**Task description**. Find how many lines in the data below include the word "Overweight", then write only that number.

Figure dataset records:
########################################
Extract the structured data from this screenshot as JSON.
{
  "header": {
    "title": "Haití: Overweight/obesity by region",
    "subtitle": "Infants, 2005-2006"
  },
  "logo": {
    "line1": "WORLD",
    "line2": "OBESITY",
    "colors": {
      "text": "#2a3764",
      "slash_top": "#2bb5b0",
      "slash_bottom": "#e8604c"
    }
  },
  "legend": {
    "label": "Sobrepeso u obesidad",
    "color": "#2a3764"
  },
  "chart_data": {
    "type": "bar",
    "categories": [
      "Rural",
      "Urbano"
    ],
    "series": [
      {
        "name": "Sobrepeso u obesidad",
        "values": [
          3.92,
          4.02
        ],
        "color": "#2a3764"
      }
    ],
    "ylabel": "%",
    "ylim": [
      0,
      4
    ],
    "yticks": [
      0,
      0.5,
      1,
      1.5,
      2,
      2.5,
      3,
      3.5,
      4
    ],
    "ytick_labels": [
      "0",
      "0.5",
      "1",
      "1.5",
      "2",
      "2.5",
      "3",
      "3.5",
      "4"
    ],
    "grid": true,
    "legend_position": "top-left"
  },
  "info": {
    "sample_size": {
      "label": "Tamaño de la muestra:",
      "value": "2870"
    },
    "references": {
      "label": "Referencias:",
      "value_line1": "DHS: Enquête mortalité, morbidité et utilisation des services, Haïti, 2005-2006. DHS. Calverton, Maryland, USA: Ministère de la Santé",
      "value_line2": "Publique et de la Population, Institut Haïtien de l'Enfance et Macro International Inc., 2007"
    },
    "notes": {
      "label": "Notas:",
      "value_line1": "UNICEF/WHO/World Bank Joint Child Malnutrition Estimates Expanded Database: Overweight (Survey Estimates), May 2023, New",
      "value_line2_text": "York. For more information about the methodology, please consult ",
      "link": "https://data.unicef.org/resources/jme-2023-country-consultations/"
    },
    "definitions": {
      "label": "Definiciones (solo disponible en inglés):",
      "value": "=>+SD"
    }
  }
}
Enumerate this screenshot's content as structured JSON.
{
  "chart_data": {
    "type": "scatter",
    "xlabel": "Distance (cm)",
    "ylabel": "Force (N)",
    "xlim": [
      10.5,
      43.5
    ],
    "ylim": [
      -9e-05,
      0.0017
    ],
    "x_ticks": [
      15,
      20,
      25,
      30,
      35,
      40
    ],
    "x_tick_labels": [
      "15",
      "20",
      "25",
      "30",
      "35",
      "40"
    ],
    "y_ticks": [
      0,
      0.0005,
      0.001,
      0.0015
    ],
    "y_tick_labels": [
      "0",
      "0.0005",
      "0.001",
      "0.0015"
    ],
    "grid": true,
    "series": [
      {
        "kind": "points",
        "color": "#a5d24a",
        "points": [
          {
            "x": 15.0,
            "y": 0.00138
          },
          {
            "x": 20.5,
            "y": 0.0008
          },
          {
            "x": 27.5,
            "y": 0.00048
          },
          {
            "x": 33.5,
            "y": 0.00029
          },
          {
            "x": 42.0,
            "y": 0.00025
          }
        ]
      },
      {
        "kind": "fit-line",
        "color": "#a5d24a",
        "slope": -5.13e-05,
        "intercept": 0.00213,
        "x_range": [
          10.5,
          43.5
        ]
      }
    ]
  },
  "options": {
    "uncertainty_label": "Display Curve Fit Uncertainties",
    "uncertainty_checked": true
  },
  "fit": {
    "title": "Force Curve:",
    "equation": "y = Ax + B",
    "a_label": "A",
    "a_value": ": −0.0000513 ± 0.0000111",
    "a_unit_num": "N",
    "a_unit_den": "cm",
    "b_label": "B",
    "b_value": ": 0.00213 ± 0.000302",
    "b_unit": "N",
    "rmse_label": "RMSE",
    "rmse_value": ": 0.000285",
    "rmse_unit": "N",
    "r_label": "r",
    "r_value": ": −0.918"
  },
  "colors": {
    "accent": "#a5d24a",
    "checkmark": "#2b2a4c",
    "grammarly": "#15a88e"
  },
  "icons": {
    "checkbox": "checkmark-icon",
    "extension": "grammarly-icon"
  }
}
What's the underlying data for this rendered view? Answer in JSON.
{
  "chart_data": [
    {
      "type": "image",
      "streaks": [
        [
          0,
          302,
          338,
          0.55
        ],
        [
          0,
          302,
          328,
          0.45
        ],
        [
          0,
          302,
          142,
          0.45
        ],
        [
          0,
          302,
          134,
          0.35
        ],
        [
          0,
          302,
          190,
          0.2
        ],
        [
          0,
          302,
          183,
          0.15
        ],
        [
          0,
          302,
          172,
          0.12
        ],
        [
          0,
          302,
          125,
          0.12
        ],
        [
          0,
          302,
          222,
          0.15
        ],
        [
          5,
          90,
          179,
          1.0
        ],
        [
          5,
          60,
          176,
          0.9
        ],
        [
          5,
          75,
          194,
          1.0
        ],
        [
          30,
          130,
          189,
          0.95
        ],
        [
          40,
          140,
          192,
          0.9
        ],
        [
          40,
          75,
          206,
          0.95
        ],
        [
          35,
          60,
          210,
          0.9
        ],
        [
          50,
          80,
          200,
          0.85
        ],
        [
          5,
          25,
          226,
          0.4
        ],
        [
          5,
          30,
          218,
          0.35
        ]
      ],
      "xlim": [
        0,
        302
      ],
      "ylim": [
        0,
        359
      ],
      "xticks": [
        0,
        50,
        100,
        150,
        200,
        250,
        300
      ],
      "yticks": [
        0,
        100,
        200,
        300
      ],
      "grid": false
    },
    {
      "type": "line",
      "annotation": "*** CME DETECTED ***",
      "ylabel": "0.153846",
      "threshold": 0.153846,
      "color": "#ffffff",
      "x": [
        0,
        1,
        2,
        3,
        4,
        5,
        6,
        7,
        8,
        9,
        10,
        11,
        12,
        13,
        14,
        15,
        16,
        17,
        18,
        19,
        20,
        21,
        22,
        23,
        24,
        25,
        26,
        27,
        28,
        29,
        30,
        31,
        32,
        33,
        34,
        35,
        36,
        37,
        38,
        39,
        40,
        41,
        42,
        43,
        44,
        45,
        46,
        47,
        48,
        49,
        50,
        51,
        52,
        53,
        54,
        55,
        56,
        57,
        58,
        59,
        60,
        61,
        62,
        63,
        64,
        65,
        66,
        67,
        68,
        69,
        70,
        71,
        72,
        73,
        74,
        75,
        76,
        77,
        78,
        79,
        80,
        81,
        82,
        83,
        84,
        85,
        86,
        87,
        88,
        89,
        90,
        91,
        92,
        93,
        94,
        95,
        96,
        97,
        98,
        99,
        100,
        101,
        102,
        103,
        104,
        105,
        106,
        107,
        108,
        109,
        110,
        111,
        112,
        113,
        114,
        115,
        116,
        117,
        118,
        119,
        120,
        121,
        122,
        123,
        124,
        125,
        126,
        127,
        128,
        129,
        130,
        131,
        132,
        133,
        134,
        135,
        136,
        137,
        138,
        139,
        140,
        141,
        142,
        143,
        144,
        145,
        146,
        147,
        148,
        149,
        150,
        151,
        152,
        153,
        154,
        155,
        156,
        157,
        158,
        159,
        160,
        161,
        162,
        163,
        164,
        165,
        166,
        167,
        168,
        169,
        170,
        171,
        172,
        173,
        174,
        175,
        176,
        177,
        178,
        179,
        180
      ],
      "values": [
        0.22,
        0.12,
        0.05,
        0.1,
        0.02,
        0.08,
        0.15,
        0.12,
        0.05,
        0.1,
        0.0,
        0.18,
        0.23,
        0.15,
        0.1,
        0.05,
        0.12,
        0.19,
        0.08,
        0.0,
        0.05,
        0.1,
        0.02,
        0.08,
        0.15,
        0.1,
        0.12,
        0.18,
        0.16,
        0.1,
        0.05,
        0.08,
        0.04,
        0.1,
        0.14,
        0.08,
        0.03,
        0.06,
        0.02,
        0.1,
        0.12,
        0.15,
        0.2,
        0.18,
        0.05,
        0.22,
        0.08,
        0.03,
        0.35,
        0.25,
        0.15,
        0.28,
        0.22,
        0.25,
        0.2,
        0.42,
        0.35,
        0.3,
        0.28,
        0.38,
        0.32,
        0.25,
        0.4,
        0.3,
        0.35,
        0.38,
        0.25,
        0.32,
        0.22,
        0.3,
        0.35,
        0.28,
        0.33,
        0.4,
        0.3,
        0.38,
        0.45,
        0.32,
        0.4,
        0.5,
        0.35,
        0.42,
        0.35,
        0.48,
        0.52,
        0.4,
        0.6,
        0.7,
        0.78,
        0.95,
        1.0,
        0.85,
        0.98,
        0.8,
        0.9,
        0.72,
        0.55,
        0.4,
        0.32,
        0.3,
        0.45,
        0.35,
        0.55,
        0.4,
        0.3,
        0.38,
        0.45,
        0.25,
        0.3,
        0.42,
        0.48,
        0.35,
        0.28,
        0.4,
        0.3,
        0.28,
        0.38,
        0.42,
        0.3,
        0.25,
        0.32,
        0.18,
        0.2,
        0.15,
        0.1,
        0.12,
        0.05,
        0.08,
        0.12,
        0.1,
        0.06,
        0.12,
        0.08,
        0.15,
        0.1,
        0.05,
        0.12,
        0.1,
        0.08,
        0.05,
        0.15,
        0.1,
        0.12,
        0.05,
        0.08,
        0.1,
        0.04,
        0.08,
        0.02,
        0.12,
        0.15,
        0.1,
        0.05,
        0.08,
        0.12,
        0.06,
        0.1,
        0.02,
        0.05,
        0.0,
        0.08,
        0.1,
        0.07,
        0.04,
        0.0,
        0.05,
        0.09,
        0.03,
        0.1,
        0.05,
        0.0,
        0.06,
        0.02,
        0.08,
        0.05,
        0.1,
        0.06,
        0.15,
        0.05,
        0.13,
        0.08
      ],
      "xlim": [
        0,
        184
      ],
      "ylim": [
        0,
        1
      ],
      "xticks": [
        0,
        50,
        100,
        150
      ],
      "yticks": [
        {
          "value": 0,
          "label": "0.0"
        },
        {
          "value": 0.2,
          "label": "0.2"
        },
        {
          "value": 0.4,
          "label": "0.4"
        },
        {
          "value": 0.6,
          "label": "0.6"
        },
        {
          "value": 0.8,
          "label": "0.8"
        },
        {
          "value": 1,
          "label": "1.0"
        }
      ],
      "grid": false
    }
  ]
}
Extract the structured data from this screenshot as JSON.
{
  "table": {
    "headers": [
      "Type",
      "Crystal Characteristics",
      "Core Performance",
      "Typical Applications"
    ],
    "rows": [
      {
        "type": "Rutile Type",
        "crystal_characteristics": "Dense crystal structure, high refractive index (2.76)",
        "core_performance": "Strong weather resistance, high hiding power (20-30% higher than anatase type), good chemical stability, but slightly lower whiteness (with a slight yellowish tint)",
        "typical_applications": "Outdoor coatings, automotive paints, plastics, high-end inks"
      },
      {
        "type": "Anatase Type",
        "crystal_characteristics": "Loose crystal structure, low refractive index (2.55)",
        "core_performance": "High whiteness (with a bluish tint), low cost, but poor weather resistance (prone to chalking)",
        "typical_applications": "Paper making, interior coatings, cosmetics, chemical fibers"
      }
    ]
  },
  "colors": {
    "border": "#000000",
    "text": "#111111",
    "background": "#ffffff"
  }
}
########################################
**Exercise response**. 2